**Stored records:**
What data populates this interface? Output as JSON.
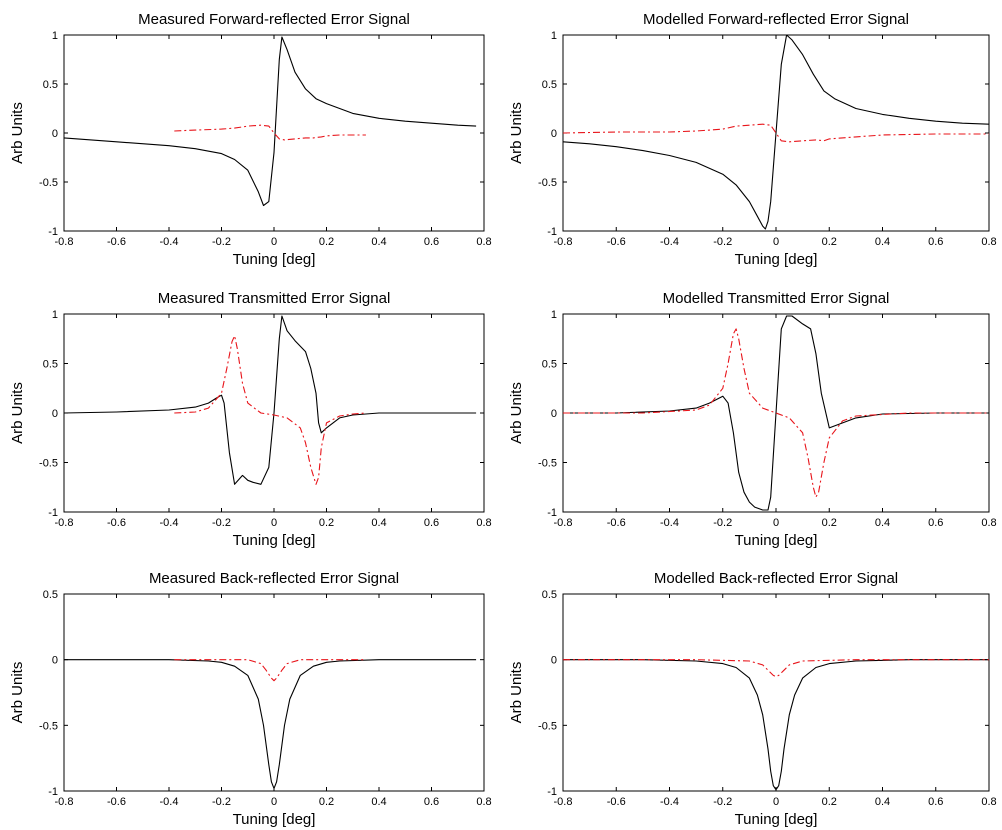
{
  "chart_data": [
    {
      "type": "line",
      "title": "Measured Forward-reflected Error Signal",
      "xlabel": "Tuning [deg]",
      "ylabel": "Arb Units",
      "xlim": [
        -0.8,
        0.8
      ],
      "ylim": [
        -1,
        1
      ],
      "xticks": [
        -0.8,
        -0.6,
        -0.4,
        -0.2,
        0,
        0.2,
        0.4,
        0.6,
        0.8
      ],
      "xtick_labels": [
        "-0.8",
        "-0.6",
        "-0.4",
        "-0.2",
        "0",
        "0.2",
        "0.4",
        "0.6",
        "0.8"
      ],
      "yticks": [
        -1,
        -0.5,
        0,
        0.5,
        1
      ],
      "ytick_labels": [
        "-1",
        "-0.5",
        "0",
        "0.5",
        "1"
      ],
      "grid": false,
      "series": [
        {
          "style": "solid",
          "color": "#000000",
          "x": [
            -0.8,
            -0.6,
            -0.4,
            -0.3,
            -0.2,
            -0.15,
            -0.1,
            -0.06,
            -0.04,
            -0.02,
            0,
            0.02,
            0.03,
            0.05,
            0.08,
            0.12,
            0.16,
            0.2,
            0.3,
            0.4,
            0.5,
            0.6,
            0.7,
            0.77
          ],
          "y": [
            -0.05,
            -0.09,
            -0.13,
            -0.16,
            -0.21,
            -0.27,
            -0.38,
            -0.6,
            -0.74,
            -0.7,
            -0.2,
            0.75,
            0.98,
            0.85,
            0.62,
            0.45,
            0.35,
            0.3,
            0.2,
            0.15,
            0.12,
            0.1,
            0.08,
            0.07
          ]
        },
        {
          "style": "dashdot",
          "color": "#e8141a",
          "x": [
            -0.38,
            -0.3,
            -0.2,
            -0.15,
            -0.1,
            -0.05,
            -0.02,
            0,
            0.02,
            0.04,
            0.08,
            0.12,
            0.15,
            0.18,
            0.2,
            0.25,
            0.3,
            0.35
          ],
          "y": [
            0.02,
            0.03,
            0.04,
            0.05,
            0.07,
            0.08,
            0.07,
            0.0,
            -0.06,
            -0.07,
            -0.06,
            -0.05,
            -0.05,
            -0.04,
            -0.03,
            -0.02,
            -0.02,
            -0.02
          ]
        }
      ]
    },
    {
      "type": "line",
      "title": "Modelled Forward-reflected Error Signal",
      "xlabel": "Tuning [deg]",
      "ylabel": "Arb Units",
      "xlim": [
        -0.8,
        0.8
      ],
      "ylim": [
        -1,
        1
      ],
      "xticks": [
        -0.8,
        -0.6,
        -0.4,
        -0.2,
        0,
        0.2,
        0.4,
        0.6,
        0.8
      ],
      "xtick_labels": [
        "-0.8",
        "-0.6",
        "-0.4",
        "-0.2",
        "0",
        "0.2",
        "0.4",
        "0.6",
        "0.8"
      ],
      "yticks": [
        -1,
        -0.5,
        0,
        0.5,
        1
      ],
      "ytick_labels": [
        "-1",
        "-0.5",
        "0",
        "0.5",
        "1"
      ],
      "grid": false,
      "series": [
        {
          "style": "solid",
          "color": "#000000",
          "x": [
            -0.8,
            -0.7,
            -0.6,
            -0.5,
            -0.4,
            -0.3,
            -0.2,
            -0.15,
            -0.1,
            -0.07,
            -0.05,
            -0.04,
            -0.03,
            -0.02,
            0,
            0.02,
            0.04,
            0.06,
            0.1,
            0.14,
            0.18,
            0.22,
            0.3,
            0.4,
            0.5,
            0.6,
            0.7,
            0.8
          ],
          "y": [
            -0.09,
            -0.11,
            -0.14,
            -0.18,
            -0.23,
            -0.3,
            -0.42,
            -0.53,
            -0.7,
            -0.85,
            -0.95,
            -0.98,
            -0.9,
            -0.7,
            0.0,
            0.7,
            1.0,
            0.95,
            0.8,
            0.6,
            0.43,
            0.35,
            0.25,
            0.19,
            0.15,
            0.12,
            0.1,
            0.09
          ]
        },
        {
          "style": "dashdot",
          "color": "#e8141a",
          "x": [
            -0.8,
            -0.6,
            -0.4,
            -0.3,
            -0.2,
            -0.15,
            -0.1,
            -0.05,
            -0.02,
            0,
            0.02,
            0.05,
            0.1,
            0.15,
            0.18,
            0.2,
            0.3,
            0.4,
            0.6,
            0.8
          ],
          "y": [
            0.0,
            0.01,
            0.01,
            0.02,
            0.04,
            0.07,
            0.08,
            0.09,
            0.08,
            0.0,
            -0.08,
            -0.09,
            -0.08,
            -0.07,
            -0.08,
            -0.06,
            -0.04,
            -0.02,
            -0.01,
            -0.01
          ]
        }
      ]
    },
    {
      "type": "line",
      "title": "Measured Transmitted Error Signal",
      "xlabel": "Tuning [deg]",
      "ylabel": "Arb Units",
      "xlim": [
        -0.8,
        0.8
      ],
      "ylim": [
        -1,
        1
      ],
      "xticks": [
        -0.8,
        -0.6,
        -0.4,
        -0.2,
        0,
        0.2,
        0.4,
        0.6,
        0.8
      ],
      "xtick_labels": [
        "-0.8",
        "-0.6",
        "-0.4",
        "-0.2",
        "0",
        "0.2",
        "0.4",
        "0.6",
        "0.8"
      ],
      "yticks": [
        -1,
        -0.5,
        0,
        0.5,
        1
      ],
      "ytick_labels": [
        "-1",
        "-0.5",
        "0",
        "0.5",
        "1"
      ],
      "grid": false,
      "series": [
        {
          "style": "solid",
          "color": "#000000",
          "x": [
            -0.8,
            -0.6,
            -0.4,
            -0.3,
            -0.25,
            -0.22,
            -0.2,
            -0.19,
            -0.17,
            -0.15,
            -0.12,
            -0.1,
            -0.08,
            -0.05,
            -0.02,
            0,
            0.02,
            0.03,
            0.05,
            0.08,
            0.12,
            0.14,
            0.16,
            0.17,
            0.18,
            0.2,
            0.25,
            0.3,
            0.4,
            0.6,
            0.77
          ],
          "y": [
            0.0,
            0.01,
            0.03,
            0.06,
            0.1,
            0.15,
            0.18,
            0.1,
            -0.4,
            -0.72,
            -0.63,
            -0.68,
            -0.7,
            -0.72,
            -0.55,
            0.0,
            0.75,
            0.98,
            0.83,
            0.73,
            0.62,
            0.45,
            0.2,
            -0.1,
            -0.2,
            -0.15,
            -0.05,
            -0.02,
            0.0,
            0.0,
            0.0
          ]
        },
        {
          "style": "dashdot",
          "color": "#e8141a",
          "x": [
            -0.38,
            -0.3,
            -0.25,
            -0.2,
            -0.18,
            -0.16,
            -0.15,
            -0.14,
            -0.12,
            -0.1,
            -0.05,
            0,
            0.05,
            0.1,
            0.12,
            0.14,
            0.16,
            0.17,
            0.18,
            0.2,
            0.25,
            0.3,
            0.35
          ],
          "y": [
            0.0,
            0.01,
            0.05,
            0.2,
            0.45,
            0.72,
            0.78,
            0.65,
            0.3,
            0.1,
            0.0,
            -0.02,
            -0.05,
            -0.15,
            -0.3,
            -0.55,
            -0.72,
            -0.65,
            -0.35,
            -0.1,
            -0.03,
            -0.01,
            0.0
          ]
        }
      ]
    },
    {
      "type": "line",
      "title": "Modelled Transmitted Error Signal",
      "xlabel": "Tuning [deg]",
      "ylabel": "Arb Units",
      "xlim": [
        -0.8,
        0.8
      ],
      "ylim": [
        -1,
        1
      ],
      "xticks": [
        -0.8,
        -0.6,
        -0.4,
        -0.2,
        0,
        0.2,
        0.4,
        0.6,
        0.8
      ],
      "xtick_labels": [
        "-0.8",
        "-0.6",
        "-0.4",
        "-0.2",
        "0",
        "0.2",
        "0.4",
        "0.6",
        "0.8"
      ],
      "yticks": [
        -1,
        -0.5,
        0,
        0.5,
        1
      ],
      "ytick_labels": [
        "-1",
        "-0.5",
        "0",
        "0.5",
        "1"
      ],
      "grid": false,
      "series": [
        {
          "style": "solid",
          "color": "#000000",
          "x": [
            -0.8,
            -0.6,
            -0.4,
            -0.3,
            -0.25,
            -0.2,
            -0.18,
            -0.16,
            -0.14,
            -0.12,
            -0.1,
            -0.08,
            -0.05,
            -0.03,
            -0.02,
            0,
            0.02,
            0.04,
            0.06,
            0.1,
            0.13,
            0.15,
            0.17,
            0.2,
            0.25,
            0.3,
            0.4,
            0.6,
            0.8
          ],
          "y": [
            0.0,
            0.0,
            0.02,
            0.05,
            0.1,
            0.17,
            0.1,
            -0.2,
            -0.6,
            -0.8,
            -0.9,
            -0.95,
            -0.98,
            -0.98,
            -0.85,
            0.0,
            0.85,
            0.98,
            0.98,
            0.9,
            0.85,
            0.6,
            0.2,
            -0.15,
            -0.1,
            -0.05,
            -0.01,
            0.0,
            0.0
          ]
        },
        {
          "style": "dashdot",
          "color": "#e8141a",
          "x": [
            -0.8,
            -0.5,
            -0.3,
            -0.25,
            -0.2,
            -0.18,
            -0.16,
            -0.15,
            -0.14,
            -0.12,
            -0.1,
            -0.05,
            0,
            0.05,
            0.1,
            0.12,
            0.14,
            0.15,
            0.16,
            0.18,
            0.2,
            0.25,
            0.3,
            0.5,
            0.8
          ],
          "y": [
            0.0,
            0.0,
            0.03,
            0.08,
            0.25,
            0.5,
            0.8,
            0.85,
            0.75,
            0.45,
            0.2,
            0.05,
            0.0,
            -0.05,
            -0.2,
            -0.45,
            -0.75,
            -0.85,
            -0.8,
            -0.5,
            -0.25,
            -0.08,
            -0.03,
            0.0,
            0.0
          ]
        }
      ]
    },
    {
      "type": "line",
      "title": "Measured Back-reflected Error Signal",
      "xlabel": "Tuning [deg]",
      "ylabel": "Arb Units",
      "xlim": [
        -0.8,
        0.8
      ],
      "ylim": [
        -1,
        0.5
      ],
      "xticks": [
        -0.8,
        -0.6,
        -0.4,
        -0.2,
        0,
        0.2,
        0.4,
        0.6,
        0.8
      ],
      "xtick_labels": [
        "-0.8",
        "-0.6",
        "-0.4",
        "-0.2",
        "0",
        "0.2",
        "0.4",
        "0.6",
        "0.8"
      ],
      "yticks": [
        -1,
        -0.5,
        0,
        0.5
      ],
      "ytick_labels": [
        "-1",
        "-0.5",
        "0",
        "0.5"
      ],
      "grid": false,
      "series": [
        {
          "style": "solid",
          "color": "#000000",
          "x": [
            -0.8,
            -0.4,
            -0.25,
            -0.2,
            -0.15,
            -0.1,
            -0.06,
            -0.04,
            -0.02,
            -0.01,
            0,
            0.01,
            0.02,
            0.04,
            0.06,
            0.1,
            0.15,
            0.2,
            0.25,
            0.4,
            0.77
          ],
          "y": [
            0.0,
            0.0,
            -0.01,
            -0.02,
            -0.05,
            -0.12,
            -0.3,
            -0.5,
            -0.8,
            -0.93,
            -0.98,
            -0.93,
            -0.8,
            -0.5,
            -0.3,
            -0.12,
            -0.05,
            -0.02,
            -0.01,
            0.0,
            0.0
          ]
        },
        {
          "style": "dashdot",
          "color": "#e8141a",
          "x": [
            -0.38,
            -0.2,
            -0.1,
            -0.05,
            -0.03,
            -0.01,
            0,
            0.01,
            0.03,
            0.05,
            0.1,
            0.2,
            0.35
          ],
          "y": [
            0.0,
            0.0,
            0.0,
            -0.03,
            -0.08,
            -0.14,
            -0.16,
            -0.14,
            -0.08,
            -0.03,
            0.0,
            0.0,
            0.0
          ]
        }
      ]
    },
    {
      "type": "line",
      "title": "Modelled Back-reflected Error Signal",
      "xlabel": "Tuning [deg]",
      "ylabel": "Arb Units",
      "xlim": [
        -0.8,
        0.8
      ],
      "ylim": [
        -1,
        0.5
      ],
      "xticks": [
        -0.8,
        -0.6,
        -0.4,
        -0.2,
        0,
        0.2,
        0.4,
        0.6,
        0.8
      ],
      "xtick_labels": [
        "-0.8",
        "-0.6",
        "-0.4",
        "-0.2",
        "0",
        "0.2",
        "0.4",
        "0.6",
        "0.8"
      ],
      "yticks": [
        -1,
        -0.5,
        0,
        0.5
      ],
      "ytick_labels": [
        "-1",
        "-0.5",
        "0",
        "0.5"
      ],
      "grid": false,
      "series": [
        {
          "style": "solid",
          "color": "#000000",
          "x": [
            -0.8,
            -0.5,
            -0.3,
            -0.2,
            -0.15,
            -0.1,
            -0.07,
            -0.05,
            -0.03,
            -0.02,
            -0.01,
            0,
            0.01,
            0.02,
            0.03,
            0.05,
            0.07,
            0.1,
            0.15,
            0.2,
            0.3,
            0.5,
            0.8
          ],
          "y": [
            0.0,
            0.0,
            -0.01,
            -0.03,
            -0.06,
            -0.14,
            -0.27,
            -0.42,
            -0.68,
            -0.85,
            -0.96,
            -0.99,
            -0.96,
            -0.85,
            -0.68,
            -0.42,
            -0.27,
            -0.14,
            -0.06,
            -0.03,
            -0.01,
            0.0,
            0.0
          ]
        },
        {
          "style": "dashdot",
          "color": "#e8141a",
          "x": [
            -0.8,
            -0.3,
            -0.1,
            -0.05,
            -0.03,
            -0.01,
            0,
            0.01,
            0.03,
            0.05,
            0.1,
            0.3,
            0.8
          ],
          "y": [
            0.0,
            0.0,
            -0.01,
            -0.04,
            -0.08,
            -0.12,
            -0.13,
            -0.12,
            -0.08,
            -0.04,
            -0.01,
            0.0,
            0.0
          ]
        }
      ]
    }
  ]
}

**Directions for this task:**
Lines containing the string "Error" are to be selected and copied.

**Written reply:**
      "title": "Measured Forward-reflected Error Signal",
      "title": "Modelled Forward-reflected Error Signal",
      "title": "Measured Transmitted Error Signal",
      "title": "Modelled Transmitted Error Signal",
      "title": "Measured Back-reflected Error Signal",
      "title": "Modelled Back-reflected Error Signal",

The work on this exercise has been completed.